WRITTEN PROBLEM
Rewrite the material below with every "latitude" replaced by "lat", leaving all else as it is.

/---

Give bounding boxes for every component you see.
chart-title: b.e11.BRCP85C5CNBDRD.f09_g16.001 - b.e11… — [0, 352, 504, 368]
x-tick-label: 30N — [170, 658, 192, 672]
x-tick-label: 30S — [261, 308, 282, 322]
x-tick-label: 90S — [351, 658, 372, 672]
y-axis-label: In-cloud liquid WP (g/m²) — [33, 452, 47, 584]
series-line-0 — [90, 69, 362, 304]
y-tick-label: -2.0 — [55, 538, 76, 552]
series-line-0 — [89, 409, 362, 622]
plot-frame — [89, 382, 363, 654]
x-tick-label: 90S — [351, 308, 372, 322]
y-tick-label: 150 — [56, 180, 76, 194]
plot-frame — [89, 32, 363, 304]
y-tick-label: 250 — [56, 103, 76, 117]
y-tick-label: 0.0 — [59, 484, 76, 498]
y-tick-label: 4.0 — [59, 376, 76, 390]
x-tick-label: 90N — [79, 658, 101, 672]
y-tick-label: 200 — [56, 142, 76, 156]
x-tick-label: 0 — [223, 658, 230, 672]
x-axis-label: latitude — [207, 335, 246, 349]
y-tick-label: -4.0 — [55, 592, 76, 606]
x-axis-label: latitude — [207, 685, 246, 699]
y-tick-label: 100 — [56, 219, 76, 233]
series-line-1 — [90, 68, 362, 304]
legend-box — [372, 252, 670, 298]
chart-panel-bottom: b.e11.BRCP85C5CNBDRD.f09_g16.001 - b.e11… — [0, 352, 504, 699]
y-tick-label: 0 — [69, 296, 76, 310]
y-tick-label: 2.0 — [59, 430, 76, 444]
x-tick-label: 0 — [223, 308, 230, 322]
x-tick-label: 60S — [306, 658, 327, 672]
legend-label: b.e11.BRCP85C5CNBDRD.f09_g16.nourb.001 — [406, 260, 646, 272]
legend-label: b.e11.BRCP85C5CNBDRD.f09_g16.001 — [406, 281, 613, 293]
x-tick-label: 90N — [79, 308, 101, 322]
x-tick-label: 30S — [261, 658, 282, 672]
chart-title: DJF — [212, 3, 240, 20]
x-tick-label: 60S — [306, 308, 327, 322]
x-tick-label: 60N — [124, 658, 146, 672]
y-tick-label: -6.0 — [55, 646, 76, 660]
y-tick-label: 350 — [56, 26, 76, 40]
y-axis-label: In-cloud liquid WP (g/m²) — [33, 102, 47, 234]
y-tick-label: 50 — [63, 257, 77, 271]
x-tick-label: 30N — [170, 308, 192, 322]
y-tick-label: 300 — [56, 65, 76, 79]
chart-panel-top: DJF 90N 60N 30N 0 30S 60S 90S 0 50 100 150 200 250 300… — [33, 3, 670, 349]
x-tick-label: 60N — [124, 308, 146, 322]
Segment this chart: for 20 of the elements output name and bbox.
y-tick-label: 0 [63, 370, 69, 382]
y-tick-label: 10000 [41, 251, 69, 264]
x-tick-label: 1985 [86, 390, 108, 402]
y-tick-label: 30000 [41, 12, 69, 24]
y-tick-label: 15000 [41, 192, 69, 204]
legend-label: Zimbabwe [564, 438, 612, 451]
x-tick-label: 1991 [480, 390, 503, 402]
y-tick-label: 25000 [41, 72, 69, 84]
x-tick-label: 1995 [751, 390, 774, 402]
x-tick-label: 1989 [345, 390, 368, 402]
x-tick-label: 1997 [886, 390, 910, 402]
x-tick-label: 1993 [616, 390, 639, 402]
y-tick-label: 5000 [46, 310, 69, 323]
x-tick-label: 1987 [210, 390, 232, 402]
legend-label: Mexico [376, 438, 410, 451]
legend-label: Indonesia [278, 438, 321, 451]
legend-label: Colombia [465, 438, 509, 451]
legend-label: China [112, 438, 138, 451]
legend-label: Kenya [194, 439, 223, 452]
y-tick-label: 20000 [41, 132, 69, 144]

\---

OUTPUT FOR THIS TASK
Give bounding boxes for every component you see.
chart-title: b.e11.BRCP85C5CNBDRD.f09_g16.001 - b.e11… — [0, 352, 504, 368]
x-tick-label: 30N — [170, 658, 192, 672]
x-tick-label: 30S — [261, 308, 282, 322]
x-tick-label: 90S — [351, 658, 372, 672]
y-axis-label: In-cloud liquid WP (g/m²) — [33, 452, 47, 584]
series-line-0 — [90, 69, 362, 304]
y-tick-label: -2.0 — [55, 538, 76, 552]
series-line-0 — [89, 409, 362, 622]
plot-frame — [89, 382, 363, 654]
x-tick-label: 90S — [351, 308, 372, 322]
y-tick-label: 150 — [56, 180, 76, 194]
plot-frame — [89, 32, 363, 304]
y-tick-label: 250 — [56, 103, 76, 117]
y-tick-label: 0.0 — [59, 484, 76, 498]
y-tick-label: 4.0 — [59, 376, 76, 390]
x-tick-label: 90N — [79, 658, 101, 672]
y-tick-label: 200 — [56, 142, 76, 156]
x-tick-label: 0 — [223, 658, 230, 672]
x-axis-label: lat — [207, 335, 246, 349]
y-tick-label: -4.0 — [55, 592, 76, 606]
x-axis-label: lat — [207, 685, 246, 699]
y-tick-label: 100 — [56, 219, 76, 233]
series-line-1 — [90, 68, 362, 304]
legend-box — [372, 252, 670, 298]
chart-panel-bottom: b.e11.BRCP85C5CNBDRD.f09_g16.001 - b.e11… — [0, 352, 504, 699]
y-tick-label: 0 — [69, 296, 76, 310]
y-tick-label: 2.0 — [59, 430, 76, 444]
x-tick-label: 0 — [223, 308, 230, 322]
x-tick-label: 60S — [306, 658, 327, 672]
legend-label: b.e11.BRCP85C5CNBDRD.f09_g16.nourb.001 — [406, 260, 646, 272]
legend-label: b.e11.BRCP85C5CNBDRD.f09_g16.001 — [406, 281, 613, 293]
x-tick-label: 90N — [79, 308, 101, 322]
x-tick-label: 30S — [261, 658, 282, 672]
chart-title: DJF — [212, 3, 240, 20]
x-tick-label: 60S — [306, 308, 327, 322]
x-tick-label: 60N — [124, 658, 146, 672]
y-tick-label: -6.0 — [55, 646, 76, 660]
y-tick-label: 350 — [56, 26, 76, 40]
y-axis-label: In-cloud liquid WP (g/m²) — [33, 102, 47, 234]
y-tick-label: 50 — [63, 257, 77, 271]
x-tick-label: 30N — [170, 308, 192, 322]
y-tick-label: 300 — [56, 65, 76, 79]
chart-panel-top: DJF 90N 60N 30N 0 30S 60S 90S 0 50 100 150 200 250 300… — [33, 3, 670, 349]
x-tick-label: 60N — [124, 308, 146, 322]
Segment this chart: for 20 of the elements output name and bbox.
y-tick-label: 0 [63, 370, 69, 382]
y-tick-label: 10000 [41, 251, 69, 264]
x-tick-label: 1985 [86, 390, 108, 402]
y-tick-label: 30000 [41, 12, 69, 24]
y-tick-label: 15000 [41, 192, 69, 204]
legend-label: Zimbabwe [564, 438, 612, 451]
x-tick-label: 1991 [480, 390, 503, 402]
y-tick-label: 25000 [41, 72, 69, 84]
x-tick-label: 1995 [751, 390, 774, 402]
x-tick-label: 1989 [345, 390, 368, 402]
x-tick-label: 1997 [886, 390, 910, 402]
x-tick-label: 1993 [616, 390, 639, 402]
y-tick-label: 5000 [46, 310, 69, 323]
x-tick-label: 1987 [210, 390, 232, 402]
legend-label: Mexico [376, 438, 410, 451]
legend-label: Indonesia [278, 438, 321, 451]
legend-label: Colombia [465, 438, 509, 451]
legend-label: China [112, 438, 138, 451]
legend-label: Kenya [194, 439, 223, 452]
y-tick-label: 20000 [41, 132, 69, 144]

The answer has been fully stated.